** STORED RECORDS **
--- start ---

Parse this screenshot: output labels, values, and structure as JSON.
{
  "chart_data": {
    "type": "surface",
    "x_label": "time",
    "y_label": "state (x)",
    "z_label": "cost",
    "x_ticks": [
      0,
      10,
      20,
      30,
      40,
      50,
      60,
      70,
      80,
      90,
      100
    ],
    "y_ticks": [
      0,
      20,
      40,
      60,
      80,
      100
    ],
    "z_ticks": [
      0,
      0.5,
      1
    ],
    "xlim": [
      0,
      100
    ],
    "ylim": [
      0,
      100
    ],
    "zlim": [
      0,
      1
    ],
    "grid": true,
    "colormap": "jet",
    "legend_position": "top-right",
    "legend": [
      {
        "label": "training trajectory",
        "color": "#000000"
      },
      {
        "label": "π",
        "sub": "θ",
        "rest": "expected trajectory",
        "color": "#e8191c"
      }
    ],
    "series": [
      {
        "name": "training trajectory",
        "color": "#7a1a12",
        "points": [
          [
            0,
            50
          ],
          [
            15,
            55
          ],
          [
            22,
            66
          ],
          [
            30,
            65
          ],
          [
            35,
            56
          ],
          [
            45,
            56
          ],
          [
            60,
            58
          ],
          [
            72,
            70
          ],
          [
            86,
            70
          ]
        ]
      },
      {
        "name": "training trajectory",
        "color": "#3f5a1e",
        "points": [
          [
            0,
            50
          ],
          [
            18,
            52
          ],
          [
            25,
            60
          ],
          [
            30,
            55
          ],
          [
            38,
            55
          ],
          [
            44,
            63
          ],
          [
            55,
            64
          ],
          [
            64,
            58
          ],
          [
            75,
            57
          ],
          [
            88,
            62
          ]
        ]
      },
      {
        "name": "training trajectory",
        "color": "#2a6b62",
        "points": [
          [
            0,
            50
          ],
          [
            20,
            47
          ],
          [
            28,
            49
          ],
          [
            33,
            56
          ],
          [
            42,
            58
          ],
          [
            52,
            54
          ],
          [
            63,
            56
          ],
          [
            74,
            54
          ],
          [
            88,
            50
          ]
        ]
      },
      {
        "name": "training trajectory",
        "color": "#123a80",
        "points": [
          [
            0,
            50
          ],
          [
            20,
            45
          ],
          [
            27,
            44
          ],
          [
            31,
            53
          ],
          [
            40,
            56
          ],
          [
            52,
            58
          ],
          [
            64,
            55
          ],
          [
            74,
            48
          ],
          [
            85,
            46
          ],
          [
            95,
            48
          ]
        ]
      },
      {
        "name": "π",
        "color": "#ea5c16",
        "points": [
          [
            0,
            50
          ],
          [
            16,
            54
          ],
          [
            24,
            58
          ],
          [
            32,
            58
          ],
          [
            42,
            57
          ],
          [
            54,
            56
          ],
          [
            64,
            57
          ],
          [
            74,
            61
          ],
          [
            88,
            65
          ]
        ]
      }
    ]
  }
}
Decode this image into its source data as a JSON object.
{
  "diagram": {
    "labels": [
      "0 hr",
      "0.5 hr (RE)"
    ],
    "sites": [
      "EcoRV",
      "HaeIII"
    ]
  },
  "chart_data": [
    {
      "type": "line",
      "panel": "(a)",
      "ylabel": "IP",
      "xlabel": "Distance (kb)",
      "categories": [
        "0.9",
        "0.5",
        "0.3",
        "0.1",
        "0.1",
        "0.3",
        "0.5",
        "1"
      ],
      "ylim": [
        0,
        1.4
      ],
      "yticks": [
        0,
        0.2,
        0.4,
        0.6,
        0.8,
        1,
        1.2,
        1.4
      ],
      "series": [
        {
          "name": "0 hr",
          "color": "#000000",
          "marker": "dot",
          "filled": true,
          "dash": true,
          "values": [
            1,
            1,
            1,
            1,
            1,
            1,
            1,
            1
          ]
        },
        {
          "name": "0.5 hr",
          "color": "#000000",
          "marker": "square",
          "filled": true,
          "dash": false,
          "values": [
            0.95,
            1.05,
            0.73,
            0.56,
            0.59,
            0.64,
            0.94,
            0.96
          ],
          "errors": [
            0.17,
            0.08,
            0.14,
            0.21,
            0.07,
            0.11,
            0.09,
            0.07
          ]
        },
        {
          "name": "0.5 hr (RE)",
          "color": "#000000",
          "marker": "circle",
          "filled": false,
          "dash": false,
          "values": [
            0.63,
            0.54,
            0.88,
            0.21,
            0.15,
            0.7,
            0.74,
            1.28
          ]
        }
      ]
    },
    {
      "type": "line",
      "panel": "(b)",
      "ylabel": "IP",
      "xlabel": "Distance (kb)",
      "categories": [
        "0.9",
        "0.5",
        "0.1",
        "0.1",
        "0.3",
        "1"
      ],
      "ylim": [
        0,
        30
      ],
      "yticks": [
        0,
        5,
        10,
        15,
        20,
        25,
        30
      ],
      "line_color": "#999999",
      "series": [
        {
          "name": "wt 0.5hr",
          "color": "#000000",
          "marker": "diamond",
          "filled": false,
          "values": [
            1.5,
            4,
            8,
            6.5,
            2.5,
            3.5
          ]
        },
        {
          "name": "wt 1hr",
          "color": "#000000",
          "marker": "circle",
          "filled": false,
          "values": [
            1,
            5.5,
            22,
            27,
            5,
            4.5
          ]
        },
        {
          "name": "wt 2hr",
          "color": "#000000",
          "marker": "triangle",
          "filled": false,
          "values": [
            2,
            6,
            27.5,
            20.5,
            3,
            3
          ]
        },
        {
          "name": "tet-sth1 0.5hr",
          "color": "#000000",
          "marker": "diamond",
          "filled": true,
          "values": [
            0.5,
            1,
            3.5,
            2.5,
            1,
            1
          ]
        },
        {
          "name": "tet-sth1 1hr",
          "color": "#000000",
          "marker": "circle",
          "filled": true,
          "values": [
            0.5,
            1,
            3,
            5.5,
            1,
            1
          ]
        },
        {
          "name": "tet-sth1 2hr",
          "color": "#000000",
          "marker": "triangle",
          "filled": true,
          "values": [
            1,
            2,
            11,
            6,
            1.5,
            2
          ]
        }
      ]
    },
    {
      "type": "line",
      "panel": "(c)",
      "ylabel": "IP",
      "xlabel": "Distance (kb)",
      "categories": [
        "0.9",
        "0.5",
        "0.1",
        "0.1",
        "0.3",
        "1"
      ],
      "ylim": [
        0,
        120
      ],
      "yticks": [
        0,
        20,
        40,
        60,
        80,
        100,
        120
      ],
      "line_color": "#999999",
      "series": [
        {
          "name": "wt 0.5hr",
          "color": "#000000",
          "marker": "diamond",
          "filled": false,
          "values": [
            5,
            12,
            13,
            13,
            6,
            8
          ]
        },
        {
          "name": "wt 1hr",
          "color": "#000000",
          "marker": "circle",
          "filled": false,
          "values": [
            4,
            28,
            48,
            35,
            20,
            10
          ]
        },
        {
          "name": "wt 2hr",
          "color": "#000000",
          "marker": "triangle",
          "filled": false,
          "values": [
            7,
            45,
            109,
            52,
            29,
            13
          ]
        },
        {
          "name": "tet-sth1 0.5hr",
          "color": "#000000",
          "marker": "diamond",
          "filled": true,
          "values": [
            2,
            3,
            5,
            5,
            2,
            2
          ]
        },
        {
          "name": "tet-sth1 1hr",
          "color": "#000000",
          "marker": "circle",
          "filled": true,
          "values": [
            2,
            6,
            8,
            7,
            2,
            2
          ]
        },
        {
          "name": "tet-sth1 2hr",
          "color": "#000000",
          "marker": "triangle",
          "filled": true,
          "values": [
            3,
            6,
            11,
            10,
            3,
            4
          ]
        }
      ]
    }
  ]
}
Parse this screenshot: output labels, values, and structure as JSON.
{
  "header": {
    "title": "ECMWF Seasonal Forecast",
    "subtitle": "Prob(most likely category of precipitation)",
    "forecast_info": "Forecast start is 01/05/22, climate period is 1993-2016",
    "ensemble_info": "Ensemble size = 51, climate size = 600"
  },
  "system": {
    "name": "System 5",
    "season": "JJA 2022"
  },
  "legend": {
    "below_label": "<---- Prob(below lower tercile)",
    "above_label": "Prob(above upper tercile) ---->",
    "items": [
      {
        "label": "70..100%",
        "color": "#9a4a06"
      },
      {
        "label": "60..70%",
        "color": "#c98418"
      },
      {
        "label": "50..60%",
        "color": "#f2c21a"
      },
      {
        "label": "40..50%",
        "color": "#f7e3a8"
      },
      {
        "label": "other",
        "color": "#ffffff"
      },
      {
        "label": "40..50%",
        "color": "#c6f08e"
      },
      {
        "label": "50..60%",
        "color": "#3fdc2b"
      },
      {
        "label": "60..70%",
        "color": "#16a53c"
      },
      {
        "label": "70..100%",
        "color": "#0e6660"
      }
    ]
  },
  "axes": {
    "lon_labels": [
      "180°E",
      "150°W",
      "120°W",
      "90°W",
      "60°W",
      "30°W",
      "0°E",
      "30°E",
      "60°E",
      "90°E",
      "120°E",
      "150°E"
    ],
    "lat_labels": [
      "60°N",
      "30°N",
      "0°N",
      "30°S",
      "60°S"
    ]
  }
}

--- end ---

** BRIEF **
Locate each line containing the string "Forecast" and show it.

** THE OUTPUT **
    "title": "ECMWF Seasonal Forecast",
    "forecast_info": "Forecast start is 01/05/22, climate period is 1993-2016",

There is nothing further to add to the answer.